Write out the rows below again, replacing every occurrence of "Tabletop Games" with "Classic Board Games" and leaving everything else unchanged.

(Entries taken from a collection)
:::::

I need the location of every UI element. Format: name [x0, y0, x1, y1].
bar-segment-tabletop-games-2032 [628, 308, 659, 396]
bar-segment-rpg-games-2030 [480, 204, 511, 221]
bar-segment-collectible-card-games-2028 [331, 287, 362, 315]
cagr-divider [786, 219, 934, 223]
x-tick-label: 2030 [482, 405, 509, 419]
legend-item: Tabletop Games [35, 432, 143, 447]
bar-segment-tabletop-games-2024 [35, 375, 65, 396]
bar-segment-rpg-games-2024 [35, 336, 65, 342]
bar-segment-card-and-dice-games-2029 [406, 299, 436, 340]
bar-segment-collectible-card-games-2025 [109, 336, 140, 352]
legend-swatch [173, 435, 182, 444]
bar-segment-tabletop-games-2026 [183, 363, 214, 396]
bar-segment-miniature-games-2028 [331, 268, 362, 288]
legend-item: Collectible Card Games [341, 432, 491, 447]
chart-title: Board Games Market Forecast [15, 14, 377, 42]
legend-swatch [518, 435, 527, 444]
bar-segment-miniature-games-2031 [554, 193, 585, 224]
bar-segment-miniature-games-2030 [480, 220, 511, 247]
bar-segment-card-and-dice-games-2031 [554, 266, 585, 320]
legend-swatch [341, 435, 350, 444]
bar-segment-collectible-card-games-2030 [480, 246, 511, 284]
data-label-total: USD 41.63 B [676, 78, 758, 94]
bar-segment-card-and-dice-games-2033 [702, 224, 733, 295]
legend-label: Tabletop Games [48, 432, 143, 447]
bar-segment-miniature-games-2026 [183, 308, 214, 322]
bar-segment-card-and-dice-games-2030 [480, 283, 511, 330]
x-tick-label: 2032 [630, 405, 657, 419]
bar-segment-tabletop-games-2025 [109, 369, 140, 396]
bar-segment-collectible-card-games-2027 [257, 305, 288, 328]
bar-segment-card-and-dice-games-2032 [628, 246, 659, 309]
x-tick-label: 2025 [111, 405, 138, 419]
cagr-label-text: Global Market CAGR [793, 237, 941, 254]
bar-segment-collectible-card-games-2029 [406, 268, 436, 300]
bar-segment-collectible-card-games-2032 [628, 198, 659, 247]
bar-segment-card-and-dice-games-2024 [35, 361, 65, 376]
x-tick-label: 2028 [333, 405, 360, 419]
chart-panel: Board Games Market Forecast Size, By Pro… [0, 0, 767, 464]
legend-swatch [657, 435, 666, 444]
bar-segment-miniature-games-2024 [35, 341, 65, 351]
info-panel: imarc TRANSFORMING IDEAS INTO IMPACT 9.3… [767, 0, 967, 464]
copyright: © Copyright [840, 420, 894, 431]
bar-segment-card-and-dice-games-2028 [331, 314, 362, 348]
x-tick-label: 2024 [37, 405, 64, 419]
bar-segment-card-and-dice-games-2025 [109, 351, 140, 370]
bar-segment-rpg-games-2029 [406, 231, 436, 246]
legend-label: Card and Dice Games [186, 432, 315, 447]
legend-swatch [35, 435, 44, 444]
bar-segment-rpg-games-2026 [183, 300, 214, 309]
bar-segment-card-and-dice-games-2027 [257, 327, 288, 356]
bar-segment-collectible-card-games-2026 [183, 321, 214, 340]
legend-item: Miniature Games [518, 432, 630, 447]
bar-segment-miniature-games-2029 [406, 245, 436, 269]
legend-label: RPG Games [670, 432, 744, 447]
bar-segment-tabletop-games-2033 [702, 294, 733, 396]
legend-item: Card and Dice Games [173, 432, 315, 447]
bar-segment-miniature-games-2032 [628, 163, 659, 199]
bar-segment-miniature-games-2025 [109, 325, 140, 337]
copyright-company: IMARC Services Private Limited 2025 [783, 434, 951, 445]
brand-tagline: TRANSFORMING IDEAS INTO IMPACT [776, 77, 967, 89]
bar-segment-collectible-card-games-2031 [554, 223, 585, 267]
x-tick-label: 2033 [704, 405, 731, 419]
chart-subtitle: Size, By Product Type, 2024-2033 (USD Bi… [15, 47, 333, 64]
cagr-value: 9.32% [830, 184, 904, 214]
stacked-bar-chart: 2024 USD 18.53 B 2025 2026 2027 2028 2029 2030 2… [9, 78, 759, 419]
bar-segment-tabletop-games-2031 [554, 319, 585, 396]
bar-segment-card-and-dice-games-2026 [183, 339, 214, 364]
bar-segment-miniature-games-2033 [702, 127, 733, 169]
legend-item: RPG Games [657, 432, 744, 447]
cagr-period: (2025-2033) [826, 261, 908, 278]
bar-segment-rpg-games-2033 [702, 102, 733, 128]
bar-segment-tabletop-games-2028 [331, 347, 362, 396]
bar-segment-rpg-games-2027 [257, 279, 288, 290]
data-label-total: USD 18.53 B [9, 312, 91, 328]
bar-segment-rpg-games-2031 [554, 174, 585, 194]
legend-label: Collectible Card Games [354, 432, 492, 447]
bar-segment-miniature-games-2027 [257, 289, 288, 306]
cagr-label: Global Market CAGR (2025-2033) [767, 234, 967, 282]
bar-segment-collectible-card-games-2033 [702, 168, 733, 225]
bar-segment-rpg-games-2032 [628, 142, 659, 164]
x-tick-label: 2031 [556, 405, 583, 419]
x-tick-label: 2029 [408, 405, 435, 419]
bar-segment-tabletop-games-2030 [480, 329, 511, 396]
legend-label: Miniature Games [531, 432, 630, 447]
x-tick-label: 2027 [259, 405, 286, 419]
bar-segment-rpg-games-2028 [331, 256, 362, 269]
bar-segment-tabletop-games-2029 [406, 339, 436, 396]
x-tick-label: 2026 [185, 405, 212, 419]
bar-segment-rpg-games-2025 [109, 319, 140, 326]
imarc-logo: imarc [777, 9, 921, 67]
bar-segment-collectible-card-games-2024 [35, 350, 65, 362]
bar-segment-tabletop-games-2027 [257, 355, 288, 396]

:::::

The completed task ->
I need the location of every UI element. Format: name [x0, y0, x1, y1].
bar-segment-tabletop-games-2032 [628, 308, 659, 396]
bar-segment-rpg-games-2030 [480, 204, 511, 221]
bar-segment-collectible-card-games-2028 [331, 287, 362, 315]
cagr-divider [786, 219, 934, 223]
x-tick-label: 2030 [482, 405, 509, 419]
legend-item: Classic Board Games [35, 432, 143, 447]
bar-segment-tabletop-games-2024 [35, 375, 65, 396]
bar-segment-rpg-games-2024 [35, 336, 65, 342]
bar-segment-card-and-dice-games-2029 [406, 299, 436, 340]
bar-segment-collectible-card-games-2025 [109, 336, 140, 352]
legend-swatch [173, 435, 182, 444]
bar-segment-tabletop-games-2026 [183, 363, 214, 396]
bar-segment-miniature-games-2028 [331, 268, 362, 288]
legend-item: Collectible Card Games [341, 432, 491, 447]
chart-title: Board Games Market Forecast [15, 14, 377, 42]
legend-swatch [518, 435, 527, 444]
bar-segment-miniature-games-2031 [554, 193, 585, 224]
bar-segment-miniature-games-2030 [480, 220, 511, 247]
bar-segment-card-and-dice-games-2031 [554, 266, 585, 320]
legend-swatch [341, 435, 350, 444]
bar-segment-collectible-card-games-2030 [480, 246, 511, 284]
data-label-total: USD 41.63 B [676, 78, 758, 94]
bar-segment-card-and-dice-games-2033 [702, 224, 733, 295]
legend-label: Classic Board Games [48, 432, 143, 447]
bar-segment-miniature-games-2026 [183, 308, 214, 322]
bar-segment-card-and-dice-games-2030 [480, 283, 511, 330]
x-tick-label: 2032 [630, 405, 657, 419]
bar-segment-tabletop-games-2025 [109, 369, 140, 396]
bar-segment-collectible-card-games-2027 [257, 305, 288, 328]
bar-segment-card-and-dice-games-2032 [628, 246, 659, 309]
x-tick-label: 2025 [111, 405, 138, 419]
cagr-label-text: Global Market CAGR [793, 237, 941, 254]
bar-segment-collectible-card-games-2029 [406, 268, 436, 300]
bar-segment-collectible-card-games-2032 [628, 198, 659, 247]
bar-segment-card-and-dice-games-2024 [35, 361, 65, 376]
x-tick-label: 2028 [333, 405, 360, 419]
chart-panel: Board Games Market Forecast Size, By Pro… [0, 0, 767, 464]
legend-swatch [657, 435, 666, 444]
bar-segment-miniature-games-2024 [35, 341, 65, 351]
info-panel: imarc TRANSFORMING IDEAS INTO IMPACT 9.3… [767, 0, 967, 464]
copyright: © Copyright [840, 420, 894, 431]
bar-segment-card-and-dice-games-2028 [331, 314, 362, 348]
x-tick-label: 2024 [37, 405, 64, 419]
bar-segment-card-and-dice-games-2025 [109, 351, 140, 370]
bar-segment-rpg-games-2029 [406, 231, 436, 246]
legend-label: Card and Dice Games [186, 432, 315, 447]
legend-swatch [35, 435, 44, 444]
bar-segment-rpg-games-2026 [183, 300, 214, 309]
bar-segment-card-and-dice-games-2027 [257, 327, 288, 356]
bar-segment-collectible-card-games-2026 [183, 321, 214, 340]
legend-item: Miniature Games [518, 432, 630, 447]
bar-segment-miniature-games-2029 [406, 245, 436, 269]
legend-label: RPG Games [670, 432, 744, 447]
bar-segment-tabletop-games-2033 [702, 294, 733, 396]
legend-item: Card and Dice Games [173, 432, 315, 447]
bar-segment-miniature-games-2032 [628, 163, 659, 199]
bar-segment-miniature-games-2025 [109, 325, 140, 337]
copyright-company: IMARC Services Private Limited 2025 [783, 434, 951, 445]
brand-tagline: TRANSFORMING IDEAS INTO IMPACT [776, 77, 967, 89]
bar-segment-collectible-card-games-2031 [554, 223, 585, 267]
x-tick-label: 2033 [704, 405, 731, 419]
chart-subtitle: Size, By Product Type, 2024-2033 (USD Bi… [15, 47, 333, 64]
cagr-value: 9.32% [830, 184, 904, 214]
stacked-bar-chart: 2024 USD 18.53 B 2025 2026 2027 2028 2029 2030 2… [9, 78, 759, 419]
bar-segment-tabletop-games-2031 [554, 319, 585, 396]
bar-segment-card-and-dice-games-2026 [183, 339, 214, 364]
bar-segment-miniature-games-2033 [702, 127, 733, 169]
legend-item: RPG Games [657, 432, 744, 447]
cagr-period: (2025-2033) [826, 261, 908, 278]
bar-segment-rpg-games-2033 [702, 102, 733, 128]
bar-segment-tabletop-games-2028 [331, 347, 362, 396]
bar-segment-rpg-games-2027 [257, 279, 288, 290]
data-label-total: USD 18.53 B [9, 312, 91, 328]
bar-segment-rpg-games-2031 [554, 174, 585, 194]
legend-label: Collectible Card Games [354, 432, 492, 447]
bar-segment-miniature-games-2027 [257, 289, 288, 306]
cagr-label: Global Market CAGR (2025-2033) [767, 234, 967, 282]
bar-segment-collectible-card-games-2033 [702, 168, 733, 225]
bar-segment-rpg-games-2032 [628, 142, 659, 164]
x-tick-label: 2031 [556, 405, 583, 419]
x-tick-label: 2029 [408, 405, 435, 419]
bar-segment-tabletop-games-2030 [480, 329, 511, 396]
legend-label: Miniature Games [531, 432, 630, 447]
x-tick-label: 2027 [259, 405, 286, 419]
bar-segment-rpg-games-2028 [331, 256, 362, 269]
bar-segment-tabletop-games-2029 [406, 339, 436, 396]
x-tick-label: 2026 [185, 405, 212, 419]
bar-segment-rpg-games-2025 [109, 319, 140, 326]
imarc-logo: imarc [777, 9, 921, 67]
bar-segment-collectible-card-games-2024 [35, 350, 65, 362]
bar-segment-tabletop-games-2027 [257, 355, 288, 396]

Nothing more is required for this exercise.